Brief >> Without including the pictures, copy out every line below.

Given entries >>
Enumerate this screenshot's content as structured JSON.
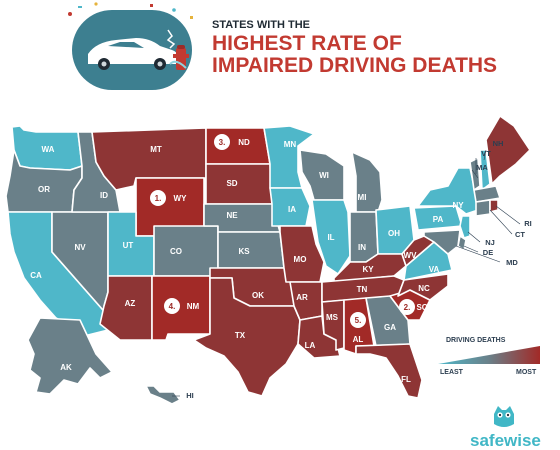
{
  "header": {
    "kicker": "STATES WITH THE",
    "title_line1": "HIGHEST RATE OF",
    "title_line2": "IMPAIRED DRIVING DEATHS"
  },
  "legend": {
    "title": "DRIVING DEATHS",
    "low": "LEAST",
    "high": "MOST",
    "low_color": "#4fb7c9",
    "high_color": "#a22a27"
  },
  "brand": {
    "name": "safewise"
  },
  "colors": {
    "teal": "#4fb7c9",
    "slate": "#6a8089",
    "maroon": "#8e3535",
    "red": "#a22a27",
    "title_red": "#c23a31"
  },
  "top5": [
    {
      "rank": "1.",
      "state": "WY"
    },
    {
      "rank": "2.",
      "state": "SC"
    },
    {
      "rank": "3.",
      "state": "ND"
    },
    {
      "rank": "4.",
      "state": "NM"
    },
    {
      "rank": "5.",
      "state": "AL"
    }
  ],
  "map_labels": {
    "WA": "WA",
    "OR": "OR",
    "CA": "CA",
    "NV": "NV",
    "ID": "ID",
    "MT": "MT",
    "WY": "WY",
    "UT": "UT",
    "CO": "CO",
    "AZ": "AZ",
    "NM": "NM",
    "ND": "ND",
    "SD": "SD",
    "NE": "NE",
    "KS": "KS",
    "OK": "OK",
    "TX": "TX",
    "MN": "MN",
    "IA": "IA",
    "MO": "MO",
    "AR": "AR",
    "LA": "LA",
    "WI": "WI",
    "IL": "IL",
    "MI": "MI",
    "IN": "IN",
    "OH": "OH",
    "KY": "KY",
    "TN": "TN",
    "MS": "MS",
    "AL": "AL",
    "GA": "GA",
    "FL": "FL",
    "SC": "SC",
    "NC": "NC",
    "VA": "VA",
    "WV": "WV",
    "PA": "PA",
    "NY": "NY",
    "ME": "ME",
    "VT": "VT",
    "NH": "NH",
    "MA": "MA",
    "RI": "RI",
    "CT": "CT",
    "NJ": "NJ",
    "DE": "DE",
    "MD": "MD",
    "AK": "AK",
    "HI": "HI"
  }
}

Problem solution >>
Enumerate this screenshot's content as structured JSON.
{
  "header": {
    "kicker": "STATES WITH THE",
    "title_line1": "HIGHEST RATE OF",
    "title_line2": "IMPAIRED DRIVING DEATHS"
  },
  "legend": {
    "title": "DRIVING DEATHS",
    "low": "LEAST",
    "high": "MOST",
    "low_color": "#4fb7c9",
    "high_color": "#a22a27"
  },
  "brand": {
    "name": "safewise"
  },
  "colors": {
    "teal": "#4fb7c9",
    "slate": "#6a8089",
    "maroon": "#8e3535",
    "red": "#a22a27",
    "title_red": "#c23a31"
  },
  "top5": [
    {
      "rank": "1.",
      "state": "WY"
    },
    {
      "rank": "2.",
      "state": "SC"
    },
    {
      "rank": "3.",
      "state": "ND"
    },
    {
      "rank": "4.",
      "state": "NM"
    },
    {
      "rank": "5.",
      "state": "AL"
    }
  ],
  "map_labels": {
    "WA": "WA",
    "OR": "OR",
    "CA": "CA",
    "NV": "NV",
    "ID": "ID",
    "MT": "MT",
    "WY": "WY",
    "UT": "UT",
    "CO": "CO",
    "AZ": "AZ",
    "NM": "NM",
    "ND": "ND",
    "SD": "SD",
    "NE": "NE",
    "KS": "KS",
    "OK": "OK",
    "TX": "TX",
    "MN": "MN",
    "IA": "IA",
    "MO": "MO",
    "AR": "AR",
    "LA": "LA",
    "WI": "WI",
    "IL": "IL",
    "MI": "MI",
    "IN": "IN",
    "OH": "OH",
    "KY": "KY",
    "TN": "TN",
    "MS": "MS",
    "AL": "AL",
    "GA": "GA",
    "FL": "FL",
    "SC": "SC",
    "NC": "NC",
    "VA": "VA",
    "WV": "WV",
    "PA": "PA",
    "NY": "NY",
    "ME": "ME",
    "VT": "VT",
    "NH": "NH",
    "MA": "MA",
    "RI": "RI",
    "CT": "CT",
    "NJ": "NJ",
    "DE": "DE",
    "MD": "MD",
    "AK": "AK",
    "HI": "HI"
  }
}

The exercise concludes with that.